Stored dataset items:
○ ○ ○ ○

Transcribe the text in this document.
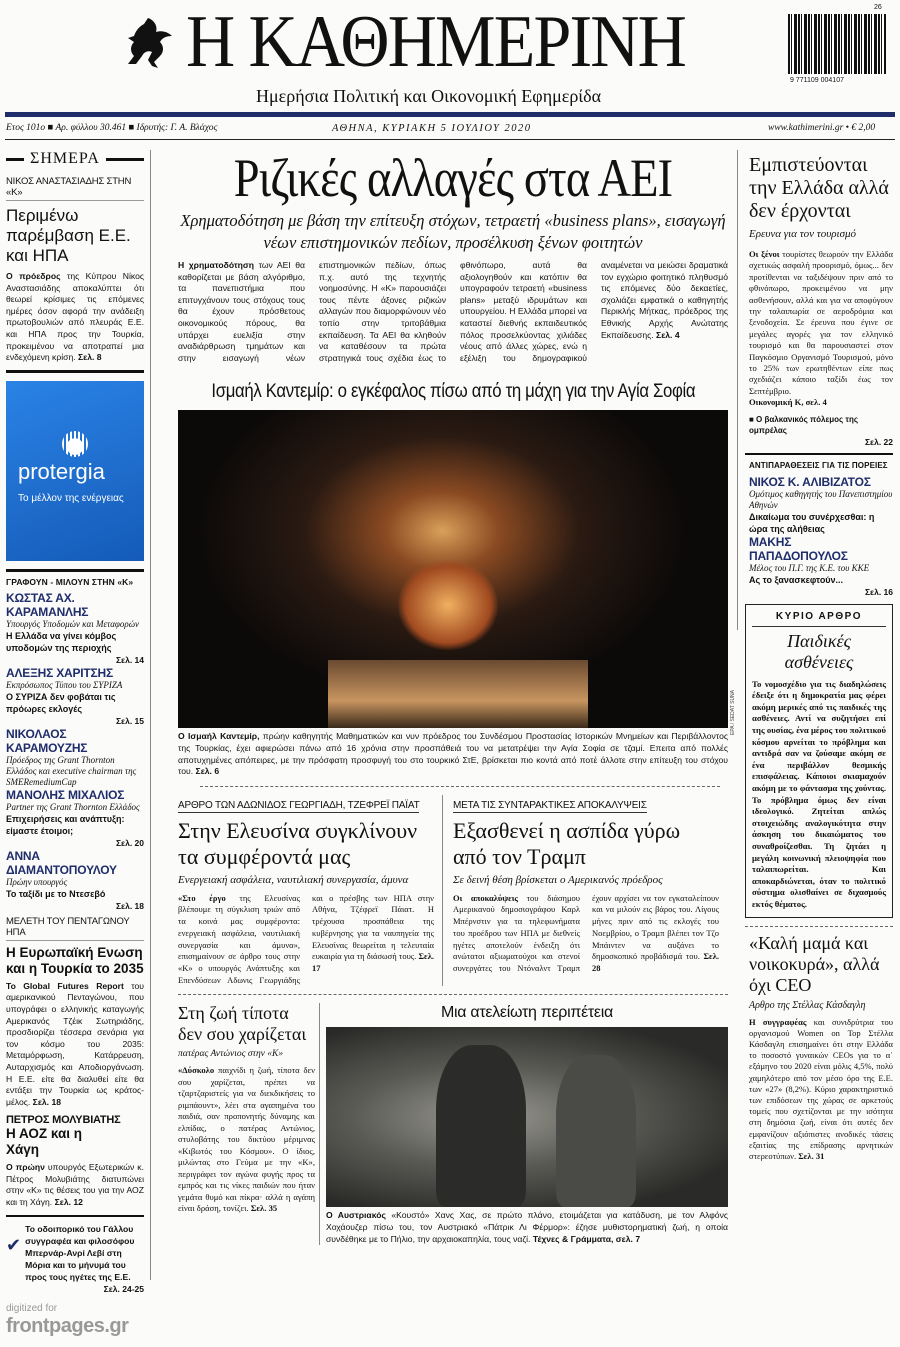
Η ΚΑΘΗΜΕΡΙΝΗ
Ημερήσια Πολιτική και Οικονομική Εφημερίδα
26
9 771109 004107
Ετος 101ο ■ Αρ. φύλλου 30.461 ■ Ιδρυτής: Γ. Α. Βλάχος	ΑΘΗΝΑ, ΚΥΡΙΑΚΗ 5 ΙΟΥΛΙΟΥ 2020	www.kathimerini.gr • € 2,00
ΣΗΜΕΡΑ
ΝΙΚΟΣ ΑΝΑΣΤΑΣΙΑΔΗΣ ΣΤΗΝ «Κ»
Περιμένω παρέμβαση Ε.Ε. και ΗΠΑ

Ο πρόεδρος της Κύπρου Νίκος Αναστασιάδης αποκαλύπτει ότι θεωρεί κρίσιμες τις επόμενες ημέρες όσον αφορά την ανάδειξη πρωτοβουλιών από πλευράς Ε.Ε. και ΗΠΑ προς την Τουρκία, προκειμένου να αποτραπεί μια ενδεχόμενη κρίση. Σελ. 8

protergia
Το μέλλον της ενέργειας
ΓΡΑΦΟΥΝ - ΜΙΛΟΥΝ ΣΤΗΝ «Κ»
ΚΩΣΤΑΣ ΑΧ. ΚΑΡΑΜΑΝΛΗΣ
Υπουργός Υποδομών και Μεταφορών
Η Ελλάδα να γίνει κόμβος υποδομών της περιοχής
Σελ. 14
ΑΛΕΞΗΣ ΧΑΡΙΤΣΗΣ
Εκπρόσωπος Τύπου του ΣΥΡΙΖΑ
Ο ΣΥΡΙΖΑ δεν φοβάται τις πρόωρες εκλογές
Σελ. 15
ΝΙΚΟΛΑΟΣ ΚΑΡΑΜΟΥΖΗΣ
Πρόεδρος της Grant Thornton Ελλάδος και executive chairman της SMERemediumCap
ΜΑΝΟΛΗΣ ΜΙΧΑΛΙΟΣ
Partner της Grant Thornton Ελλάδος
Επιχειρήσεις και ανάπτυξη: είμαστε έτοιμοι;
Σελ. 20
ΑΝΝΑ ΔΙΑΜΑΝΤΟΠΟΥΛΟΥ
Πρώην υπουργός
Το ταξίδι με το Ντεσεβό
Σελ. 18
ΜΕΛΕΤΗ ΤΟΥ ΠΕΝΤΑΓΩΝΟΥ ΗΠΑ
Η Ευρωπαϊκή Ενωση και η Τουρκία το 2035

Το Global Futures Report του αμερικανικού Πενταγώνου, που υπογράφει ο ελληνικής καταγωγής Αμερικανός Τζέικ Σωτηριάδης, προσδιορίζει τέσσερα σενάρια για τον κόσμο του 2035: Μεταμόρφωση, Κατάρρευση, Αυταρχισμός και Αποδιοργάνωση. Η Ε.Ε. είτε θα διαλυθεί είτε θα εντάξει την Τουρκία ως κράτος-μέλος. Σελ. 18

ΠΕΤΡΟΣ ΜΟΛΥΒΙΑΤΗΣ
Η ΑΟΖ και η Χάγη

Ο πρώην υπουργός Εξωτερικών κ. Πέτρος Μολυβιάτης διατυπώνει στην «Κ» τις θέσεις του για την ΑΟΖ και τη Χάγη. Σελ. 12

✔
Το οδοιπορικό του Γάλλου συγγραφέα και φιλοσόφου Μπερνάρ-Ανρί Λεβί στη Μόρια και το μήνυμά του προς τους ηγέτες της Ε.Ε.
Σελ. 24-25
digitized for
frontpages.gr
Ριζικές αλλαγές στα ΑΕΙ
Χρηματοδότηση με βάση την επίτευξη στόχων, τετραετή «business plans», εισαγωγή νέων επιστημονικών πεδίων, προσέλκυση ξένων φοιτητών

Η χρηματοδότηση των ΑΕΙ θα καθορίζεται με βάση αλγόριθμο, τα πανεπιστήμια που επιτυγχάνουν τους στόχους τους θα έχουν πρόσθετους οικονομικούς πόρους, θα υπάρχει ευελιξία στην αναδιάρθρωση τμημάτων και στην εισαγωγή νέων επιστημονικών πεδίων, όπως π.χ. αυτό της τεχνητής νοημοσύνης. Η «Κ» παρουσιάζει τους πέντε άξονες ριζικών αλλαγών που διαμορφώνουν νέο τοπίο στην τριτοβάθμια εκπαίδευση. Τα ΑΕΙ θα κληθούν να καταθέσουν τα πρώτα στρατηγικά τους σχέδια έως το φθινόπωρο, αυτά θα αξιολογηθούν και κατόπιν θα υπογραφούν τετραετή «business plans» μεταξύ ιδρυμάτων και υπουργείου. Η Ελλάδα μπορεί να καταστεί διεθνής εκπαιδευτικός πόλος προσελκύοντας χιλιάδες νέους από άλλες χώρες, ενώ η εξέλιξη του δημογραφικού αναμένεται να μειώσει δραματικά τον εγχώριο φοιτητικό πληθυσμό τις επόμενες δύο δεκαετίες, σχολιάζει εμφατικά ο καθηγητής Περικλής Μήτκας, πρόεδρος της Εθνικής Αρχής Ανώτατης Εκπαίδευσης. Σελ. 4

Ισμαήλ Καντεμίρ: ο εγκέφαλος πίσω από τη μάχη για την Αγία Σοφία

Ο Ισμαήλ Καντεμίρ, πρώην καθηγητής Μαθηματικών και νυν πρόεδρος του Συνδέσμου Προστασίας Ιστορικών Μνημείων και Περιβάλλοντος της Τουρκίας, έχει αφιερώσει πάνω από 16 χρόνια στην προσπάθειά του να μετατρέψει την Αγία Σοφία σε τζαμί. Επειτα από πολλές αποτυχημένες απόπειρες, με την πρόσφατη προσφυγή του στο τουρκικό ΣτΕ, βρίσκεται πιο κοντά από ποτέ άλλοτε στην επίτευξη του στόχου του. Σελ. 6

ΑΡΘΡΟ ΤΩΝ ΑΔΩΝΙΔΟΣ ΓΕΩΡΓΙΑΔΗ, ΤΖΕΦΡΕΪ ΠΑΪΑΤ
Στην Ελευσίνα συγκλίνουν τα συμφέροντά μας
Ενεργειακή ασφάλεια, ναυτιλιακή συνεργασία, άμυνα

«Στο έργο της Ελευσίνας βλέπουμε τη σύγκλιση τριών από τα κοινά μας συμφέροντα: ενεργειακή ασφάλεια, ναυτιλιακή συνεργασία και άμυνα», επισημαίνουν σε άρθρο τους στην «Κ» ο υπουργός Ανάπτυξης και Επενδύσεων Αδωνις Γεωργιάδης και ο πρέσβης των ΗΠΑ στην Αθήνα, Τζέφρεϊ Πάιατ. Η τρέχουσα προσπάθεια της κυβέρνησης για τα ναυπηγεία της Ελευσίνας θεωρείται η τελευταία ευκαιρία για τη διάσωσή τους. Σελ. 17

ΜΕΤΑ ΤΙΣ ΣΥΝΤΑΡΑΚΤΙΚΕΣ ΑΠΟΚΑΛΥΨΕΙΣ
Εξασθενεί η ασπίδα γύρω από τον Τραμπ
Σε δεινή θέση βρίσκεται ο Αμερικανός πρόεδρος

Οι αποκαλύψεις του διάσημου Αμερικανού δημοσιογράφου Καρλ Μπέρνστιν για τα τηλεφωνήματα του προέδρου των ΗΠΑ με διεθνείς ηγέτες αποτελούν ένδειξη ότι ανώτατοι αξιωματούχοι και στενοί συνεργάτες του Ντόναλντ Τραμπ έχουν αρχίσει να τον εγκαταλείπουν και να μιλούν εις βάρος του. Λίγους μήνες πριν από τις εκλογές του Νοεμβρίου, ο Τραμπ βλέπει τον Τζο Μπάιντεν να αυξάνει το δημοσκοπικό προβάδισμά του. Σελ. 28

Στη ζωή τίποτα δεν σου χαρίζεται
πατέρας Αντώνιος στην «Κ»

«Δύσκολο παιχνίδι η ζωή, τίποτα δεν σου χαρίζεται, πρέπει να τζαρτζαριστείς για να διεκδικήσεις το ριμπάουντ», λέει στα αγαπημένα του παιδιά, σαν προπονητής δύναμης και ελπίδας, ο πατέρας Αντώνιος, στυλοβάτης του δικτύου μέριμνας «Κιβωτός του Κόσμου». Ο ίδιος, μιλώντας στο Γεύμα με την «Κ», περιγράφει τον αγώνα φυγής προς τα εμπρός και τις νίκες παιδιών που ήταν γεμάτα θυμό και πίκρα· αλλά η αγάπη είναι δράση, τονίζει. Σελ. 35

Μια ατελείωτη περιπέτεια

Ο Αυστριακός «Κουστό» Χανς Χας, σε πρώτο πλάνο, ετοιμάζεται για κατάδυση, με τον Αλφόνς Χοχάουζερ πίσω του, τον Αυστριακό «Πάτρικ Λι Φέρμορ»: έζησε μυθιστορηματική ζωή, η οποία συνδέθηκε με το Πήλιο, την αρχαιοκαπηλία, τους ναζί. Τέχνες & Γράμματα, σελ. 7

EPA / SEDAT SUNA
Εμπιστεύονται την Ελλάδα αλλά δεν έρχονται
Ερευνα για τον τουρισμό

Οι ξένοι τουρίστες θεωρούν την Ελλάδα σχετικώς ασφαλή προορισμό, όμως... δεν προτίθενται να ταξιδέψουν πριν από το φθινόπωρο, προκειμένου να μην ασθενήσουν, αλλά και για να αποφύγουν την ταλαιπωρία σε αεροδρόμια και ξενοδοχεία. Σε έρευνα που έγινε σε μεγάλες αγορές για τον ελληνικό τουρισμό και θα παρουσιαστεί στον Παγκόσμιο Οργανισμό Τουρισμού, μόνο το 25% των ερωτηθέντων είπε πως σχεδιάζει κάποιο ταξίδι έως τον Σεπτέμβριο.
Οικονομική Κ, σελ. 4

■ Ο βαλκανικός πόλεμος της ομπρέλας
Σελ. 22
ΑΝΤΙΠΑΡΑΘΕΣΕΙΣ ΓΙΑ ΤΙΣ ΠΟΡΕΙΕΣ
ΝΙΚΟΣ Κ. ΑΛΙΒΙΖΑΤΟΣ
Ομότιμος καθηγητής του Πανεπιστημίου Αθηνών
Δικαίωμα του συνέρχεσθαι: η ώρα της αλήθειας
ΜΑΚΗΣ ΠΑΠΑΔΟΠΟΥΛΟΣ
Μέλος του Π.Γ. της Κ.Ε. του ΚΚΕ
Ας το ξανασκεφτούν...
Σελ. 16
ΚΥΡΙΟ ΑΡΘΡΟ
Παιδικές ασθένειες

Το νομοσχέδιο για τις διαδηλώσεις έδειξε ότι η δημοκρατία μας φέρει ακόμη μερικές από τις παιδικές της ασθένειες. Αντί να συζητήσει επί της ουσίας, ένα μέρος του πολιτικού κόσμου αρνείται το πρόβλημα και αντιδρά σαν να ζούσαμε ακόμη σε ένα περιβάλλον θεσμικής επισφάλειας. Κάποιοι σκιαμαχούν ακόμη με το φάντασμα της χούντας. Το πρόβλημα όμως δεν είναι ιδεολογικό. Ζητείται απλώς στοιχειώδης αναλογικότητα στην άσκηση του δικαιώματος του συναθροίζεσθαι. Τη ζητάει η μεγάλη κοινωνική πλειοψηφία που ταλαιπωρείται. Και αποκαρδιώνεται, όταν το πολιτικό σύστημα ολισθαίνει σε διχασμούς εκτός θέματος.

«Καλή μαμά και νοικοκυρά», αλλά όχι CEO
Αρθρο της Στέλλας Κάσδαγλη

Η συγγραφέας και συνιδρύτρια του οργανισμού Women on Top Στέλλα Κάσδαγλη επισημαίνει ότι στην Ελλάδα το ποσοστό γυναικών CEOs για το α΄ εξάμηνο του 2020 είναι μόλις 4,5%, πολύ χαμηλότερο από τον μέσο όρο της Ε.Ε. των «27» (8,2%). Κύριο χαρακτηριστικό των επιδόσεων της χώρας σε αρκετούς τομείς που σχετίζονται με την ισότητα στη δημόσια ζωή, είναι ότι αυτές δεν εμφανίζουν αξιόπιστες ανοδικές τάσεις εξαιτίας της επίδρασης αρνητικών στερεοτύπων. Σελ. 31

○ ○ ○ ○

- _Aim_: Among the lines of the data above, determine how many contain the word "Thornton". Report the number alone.

- _Worked solution_: 2